WHAT IS REQUIRED:
Take every line from the listing below that contains "this".

start DATA ENTRIES

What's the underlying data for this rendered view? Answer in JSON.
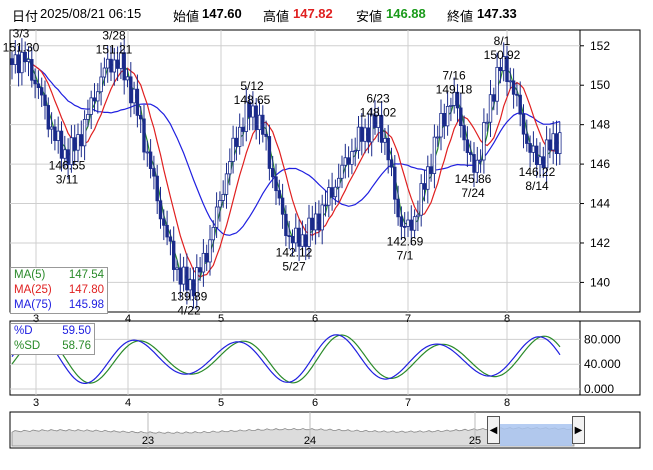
{
  "header": {
    "date_label": "日付",
    "datetime": "2025/08/21 06:15",
    "open_label": "始値",
    "open": "147.60",
    "high_label": "高値",
    "high": "147.82",
    "low_label": "安値",
    "low": "146.88",
    "close_label": "終値",
    "close": "147.33"
  },
  "colors": {
    "up": "#ffffff",
    "down": "#1a2a8a",
    "ma5": "#2a8a2a",
    "ma25": "#e02020",
    "ma75": "#2020e0",
    "d": "#2020e0",
    "sd": "#2a8a2a",
    "nav_fill": "#a9c4f0"
  },
  "main_axis": {
    "y_ticks": [
      "152",
      "150",
      "148",
      "146",
      "144",
      "142",
      "140"
    ],
    "y_range": [
      138.5,
      152.8
    ]
  },
  "months": [
    "3",
    "4",
    "5",
    "6",
    "7",
    "8"
  ],
  "legend_ma": [
    {
      "label": "MA(5)",
      "value": "147.54",
      "color": "#2a8a2a"
    },
    {
      "label": "MA(25)",
      "value": "147.80",
      "color": "#e02020"
    },
    {
      "label": "MA(75)",
      "value": "145.98",
      "color": "#2020e0"
    }
  ],
  "annotations": [
    {
      "price": "151.30",
      "date": "3/3",
      "pos": "above"
    },
    {
      "price": "146.55",
      "date": "3/11",
      "pos": "below"
    },
    {
      "price": "151.21",
      "date": "3/28",
      "pos": "above"
    },
    {
      "price": "139.89",
      "date": "4/22",
      "pos": "below"
    },
    {
      "price": "148.65",
      "date": "5/12",
      "pos": "above"
    },
    {
      "price": "142.12",
      "date": "5/27",
      "pos": "below"
    },
    {
      "price": "148.02",
      "date": "6/23",
      "pos": "above"
    },
    {
      "price": "142.69",
      "date": "7/1",
      "pos": "below"
    },
    {
      "price": "149.18",
      "date": "7/16",
      "pos": "above"
    },
    {
      "price": "145.86",
      "date": "7/24",
      "pos": "below"
    },
    {
      "price": "150.92",
      "date": "8/1",
      "pos": "above"
    },
    {
      "price": "146.22",
      "date": "8/14",
      "pos": "below"
    }
  ],
  "legend_osc": [
    {
      "label": "%D",
      "value": "59.50",
      "color": "#2020e0"
    },
    {
      "label": "%SD",
      "value": "58.76",
      "color": "#2a8a2a"
    }
  ],
  "osc_axis": {
    "y_ticks": [
      "80.000",
      "40.000",
      "0.000"
    ]
  },
  "navigator": {
    "labels": [
      "23",
      "24",
      "25"
    ],
    "left_button": "◀",
    "right_button": "▶"
  },
  "chart_data": {
    "type": "candlestick",
    "x_start": "2025-03-03",
    "x_end": "2025-08-21",
    "ylim": [
      138.5,
      152.8
    ],
    "key_points": [
      {
        "date": "3/3",
        "value": 151.3
      },
      {
        "date": "3/11",
        "value": 146.55
      },
      {
        "date": "3/28",
        "value": 151.21
      },
      {
        "date": "4/22",
        "value": 139.89
      },
      {
        "date": "5/12",
        "value": 148.65
      },
      {
        "date": "5/27",
        "value": 142.12
      },
      {
        "date": "6/23",
        "value": 148.02
      },
      {
        "date": "7/1",
        "value": 142.69
      },
      {
        "date": "7/16",
        "value": 149.18
      },
      {
        "date": "7/24",
        "value": 145.86
      },
      {
        "date": "8/1",
        "value": 150.92
      },
      {
        "date": "8/14",
        "value": 146.22
      },
      {
        "date": "8/21",
        "value": 147.33
      }
    ],
    "indicators": {
      "MA(5)": 147.54,
      "MA(25)": 147.8,
      "MA(75)": 145.98,
      "%D": 59.5,
      "%SD": 58.76
    }
  }
}
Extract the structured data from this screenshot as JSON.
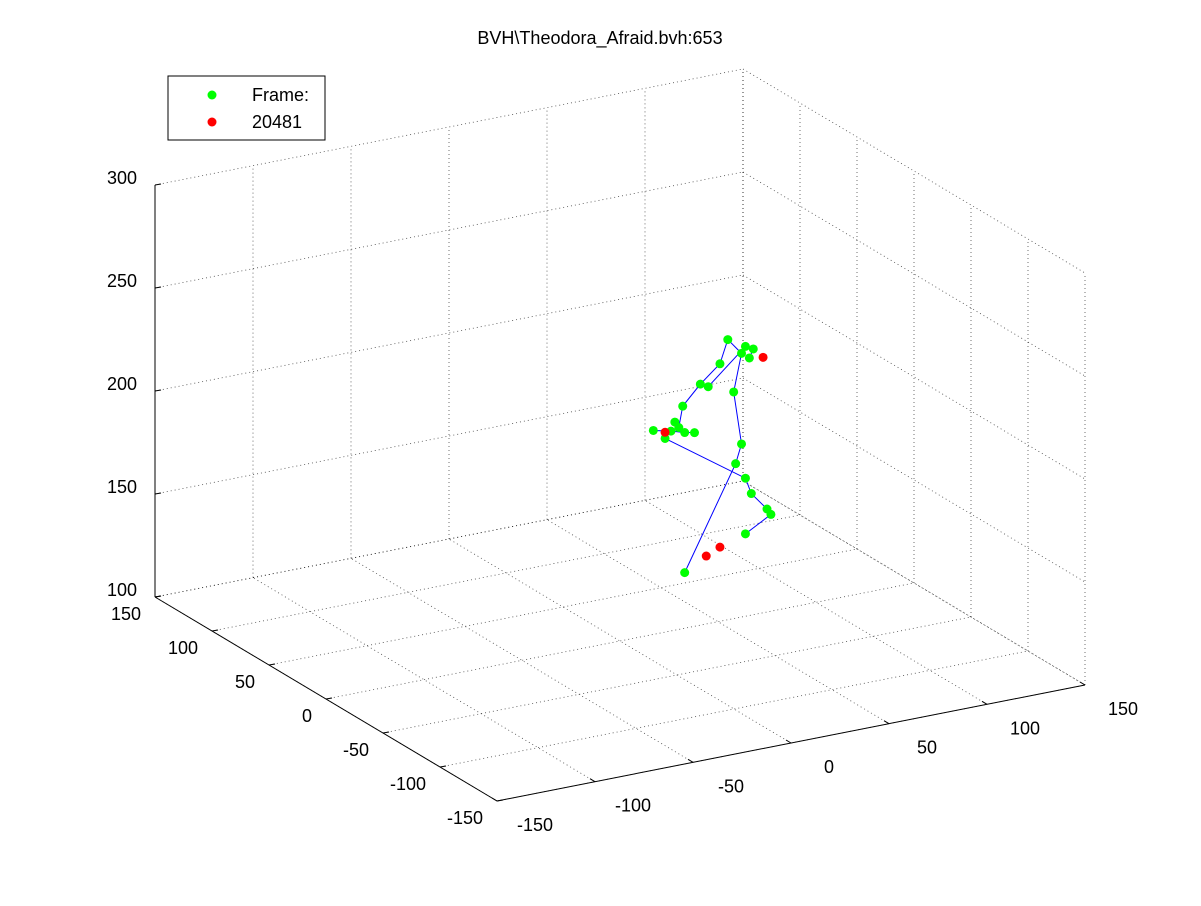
{
  "chart_data": {
    "type": "scatter3d",
    "title": "BVH\\Theodora_Afraid.bvh:653",
    "xlim": [
      -150,
      150
    ],
    "ylim": [
      -150,
      150
    ],
    "zlim": [
      100,
      300
    ],
    "xticks": [
      -150,
      -100,
      -50,
      0,
      50,
      100,
      150
    ],
    "yticks": [
      -150,
      -100,
      -50,
      0,
      50,
      100,
      150
    ],
    "zticks": [
      100,
      150,
      200,
      250,
      300
    ],
    "grid": true,
    "legend": "northwest",
    "line_color": "#0000ff",
    "series": [
      {
        "name": "Frame:",
        "color": "#00ff00",
        "x": [
          33,
          59,
          62,
          58,
          62,
          55,
          51,
          41,
          32,
          30,
          28,
          null,
          17,
          26,
          33,
          38,
          null,
          23,
          64,
          67,
          75,
          77,
          64,
          null,
          45,
          64,
          68,
          66
        ],
        "y": [
          0,
          0,
          0,
          0,
          0,
          0,
          0,
          0,
          0,
          0,
          0,
          null,
          0,
          0,
          0,
          0,
          null,
          0,
          0,
          0,
          0,
          0,
          0,
          null,
          0,
          0,
          0,
          0
        ],
        "z": [
          127,
          175,
          184,
          210,
          228,
          236,
          225,
          217,
          208,
          198,
          201,
          null,
          199,
          197,
          195,
          194,
          null,
          194,
          167,
          159,
          150,
          147,
          140,
          null,
          215,
          231,
          229,
          225
        ]
      },
      {
        "name": "20481",
        "color": "#ff0000",
        "x": [
          73,
          23,
          51,
          44
        ],
        "y": [
          0,
          0,
          0,
          0
        ],
        "z": [
          224,
          197,
          136,
          133
        ]
      }
    ]
  }
}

end DATA ENTRIES

COMPLETED EXERCISE:
What's the underlying data for this rendered view? Answer in JSON.
Extract the structured data from this screenshot as JSON.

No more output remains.